start RECORDED INFORMATION
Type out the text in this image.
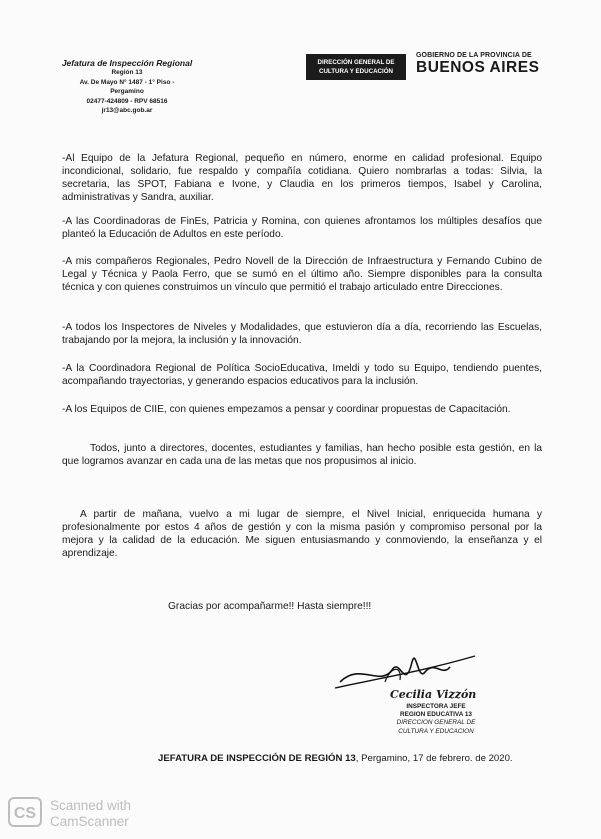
Jefatura de Inspección Regional
Región 13
Av. De Mayo N° 1487 - 1° Piso -
Pergamino
02477-424809 - RPV 68516
jr13@abc.gob.ar
DIRECCIÓN GENERAL DE
CULTURA Y EDUCACIÓN
GOBIERNO DE LA PROVINCIA DE
BUENOS AIRES

-Al Equipo de la Jefatura Regional, pequeño en número, enorme en calidad profesional. Equipo incondicional, solidario, fue respaldo y compañía cotidiana. Quiero nombrarlas a todas: Silvia, la secretaria, las SPOT, Fabiana e Ivone, y Claudia en los primeros tiempos, Isabel y Carolina, administrativas y Sandra, auxiliar.

-A las Coordinadoras de FinEs, Patricia y Romina, con quienes afrontamos los múltiples desafíos que planteó la Educación de Adultos en este período.

-A mis compañeros Regionales, Pedro Novell de la Dirección de Infraestructura y Fernando Cubino de Legal y Técnica y Paola Ferro, que se sumó en el último año. Siempre disponibles para la consulta técnica y con quienes construimos un vínculo que permitió el trabajo articulado entre Direcciones.

-A todos los Inspectores de Niveles y Modalidades, que estuvieron día a día, recorriendo las Escuelas, trabajando por la mejora, la inclusión y la innovación.

-A la Coordinadora Regional de Política SocioEducativa, Imeldi y todo su Equipo, tendiendo puentes, acompañando trayectorias, y generando espacios educativos para la inclusión.

-A los Equipos de CIIE, con quienes empezamos a pensar y coordinar propuestas de Capacitación.

Todos, junto a directores, docentes, estudiantes y familias, han hecho posible esta gestión, en la que logramos avanzar en cada una de las metas que nos propusimos al inicio.

A partir de mañana, vuelvo a mi lugar de siempre, el Nivel Inicial, enriquecida humana y profesionalmente por estos 4 años de gestión y con la misma pasión y compromiso personal por la mejora y la calidad de la educación. Me siguen entusiasmando y conmoviendo, la enseñanza y el aprendizaje.

Gracias por acompañarme!! Hasta siempre!!!
Cecilia Vizzón
INSPECTORA JEFE
REGION EDUCATIVA 13
DIRECCION GENERAL DE
CULTURA Y EDUCACION
JEFATURA DE INSPECCIÓN DE REGIÓN 13, Pergamino, 17 de febrero. de 2020.
CS	Scanned with
CamScanner
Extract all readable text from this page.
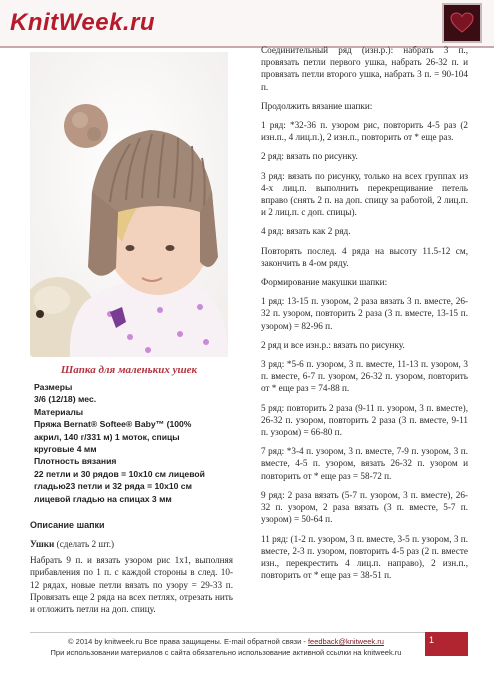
KnitWeek.ru
Шапка для маленьких ушек
Размеры
3/6 (12/18) мес.
Материалы
Пряжа Bernat® Softee® Baby™ (100%
акрил, 140 г/331 м) 1 моток, спицы
круговые 4 мм
Плотность вязания
22 петли и 30 рядов = 10х10 см лицевой
гладью23 петли и 32 ряда = 10х10 см
лицевой гладью на спицах 3 мм
Описание шапки
Ушки (сделать 2 шт.)
Набрать 9 п. и вязать узором рис 1х1, выполняя прибавления по 1 п. с каждой стороны в след. 10-12 рядах, новые петли вязать по узору = 29-33 п. Провязать еще 2 ряда на всех петлях, отрезать нить и отложить петли на доп. спицу.

Соединительный ряд (изн.р.): набрать 3 п., провязать петли первого ушка, набрать 26-32 п. и провязать петли второго ушка, набрать 3 п. = 90-104 п.

Продолжить вязание шапки:

1 ряд: *32-36 п. узором рис, повторить 4-5 раз (2 изн.п., 4 лиц.п.), 2 изн.п., повторить от * еще раз.

2 ряд: вязать по рисунку.

3 ряд: вязать по рисунку, только на всех группах из 4-х лиц.п. выполнить перекрещивание петель вправо (снять 2 п. на доп. спицу за работой, 2 лиц.п. и 2 лиц.п. с доп. спицы).

4 ряд: вязать как 2 ряд.

Повторять послед. 4 ряда на высоту 11.5-12 см, закончить в 4-ом ряду.

Формирование макушки шапки:

1 ряд: 13-15 п. узором, 2 раза вязать 3 п. вместе, 26-32 п. узором, повторить 2 раза (3 п. вместе, 13-15 п. узором) = 82-96 п.

2 ряд и все изн.р.: вязать по рисунку.

3 ряд: *5-6 п. узором, 3 п. вместе, 11-13 п. узором, 3 п. вместе, 6-7 п. узором, 26-32 п. узором, повторить от * еще раз = 74-88 п.

5 ряд: повторить 2 раза (9-11 п. узором, 3 п. вместе), 26-32 п. узором, повторить 2 раза (3 п. вместе, 9-11 п. узором) = 66-80 п.

7 ряд: *3-4 п. узором, 3 п. вместе, 7-9 п. узором, 3 п. вместе, 4-5 п. узором, вязать 26-32 п. узором и повторить от * еще раз = 58-72 п.

9 ряд: 2 раза вязать (5-7 п. узором, 3 п. вместе), 26-32 п. узором, 2 раза вязать (3 п. вместе, 5-7 п. узором) = 50-64 п.

11 ряд: (1-2 п. узором, 3 п. вместе, 3-5 п. узором, 3 п. вместе, 2-3 п. узором, повторить 4-5 раз (2 п. вместе изн., перекрестить 4 лиц.п. направо), 2 изн.п., повторить от * еще раз = 38-51 п.

© 2014 by knitweek.ru Все права защищены. E-mail обратной связи - feedback@knitweek.ru
При использовании материалов с сайта обязательно использование активной ссылки на knitweek.ru
1
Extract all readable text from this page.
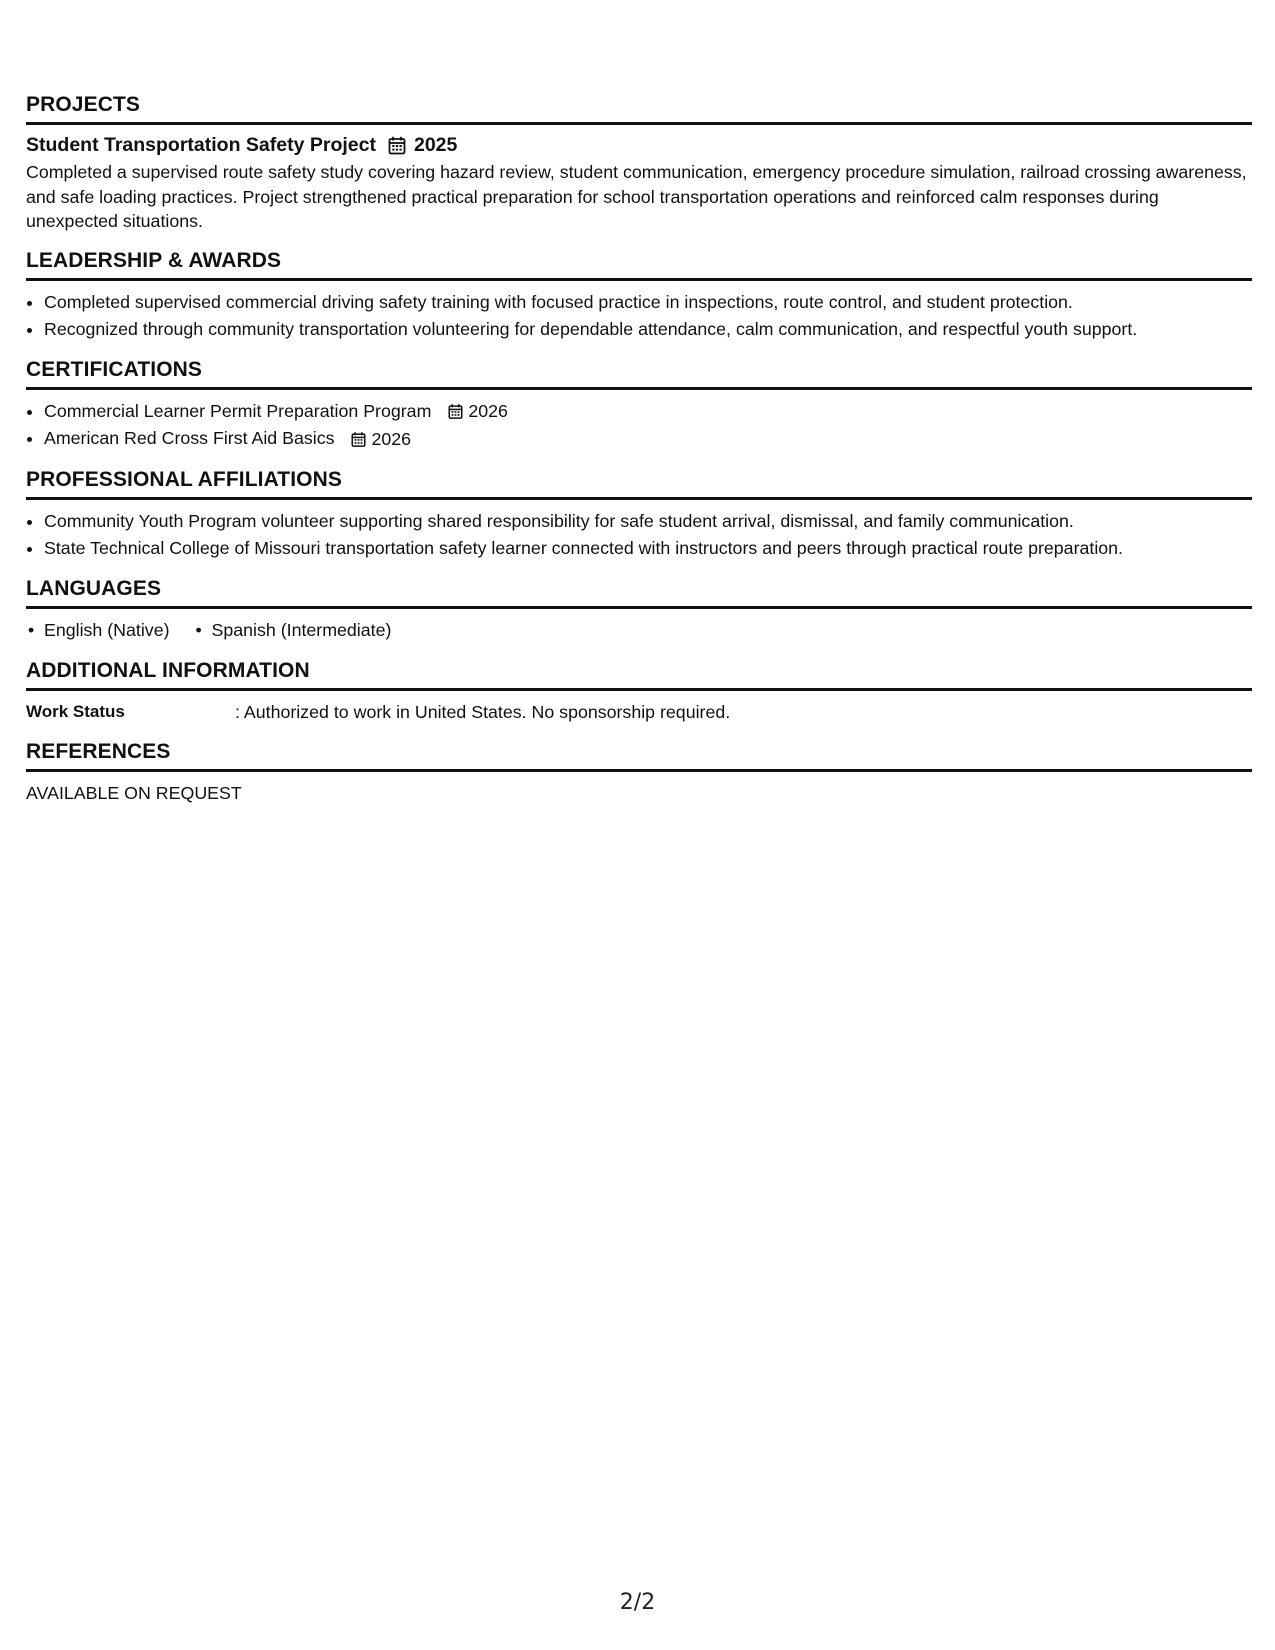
PROJECTS
Student Transportation Safety Project 2025

Completed a supervised route safety study covering hazard review, student communication, emergency procedure simulation, railroad crossing awareness, and safe loading practices. Project strengthened practical preparation for school transportation operations and reinforced calm responses during unexpected situations.

LEADERSHIP & AWARDS
• Completed supervised commercial driving safety training with focused practice in inspections, route control, and student protection.
• Recognized through community transportation volunteering for dependable attendance, calm communication, and respectful youth support.
CERTIFICATIONS
• Commercial Learner Permit Preparation Program 2026
• American Red Cross First Aid Basics 2026
PROFESSIONAL AFFILIATIONS
• Community Youth Program volunteer supporting shared responsibility for safe student arrival, dismissal, and family communication.
• State Technical College of Missouri transportation safety learner connected with instructors and peers through practical route preparation.
LANGUAGES
• English (Native)
•	Spanish (Intermediate)
ADDITIONAL INFORMATION
Work Status	: Authorized to work in United States. No sponsorship required.
REFERENCES
AVAILABLE ON REQUEST
2/2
end RECORDED INFORMATION
§ EXERCISE GOAL
Look through the entries above; copy each line where the string "ряда" appears.

§ FULL SOLUTION
гладью23 петли и 32 ряда = 10х10 см
Набрать 9 п. и вязать узором рис 1х1, выполняя прибавления по 1 п. с каждой стороны в след. 10-12 рядах, новые петли вязать по узору = 29-33 п. Провязать еще 2 ряда на всех петлях, отрезать нить и отложить петли на доп. спицу.
Повторять послед. 4 ряда на высоту 11.5-12 см, закончить в 4-ом ряду.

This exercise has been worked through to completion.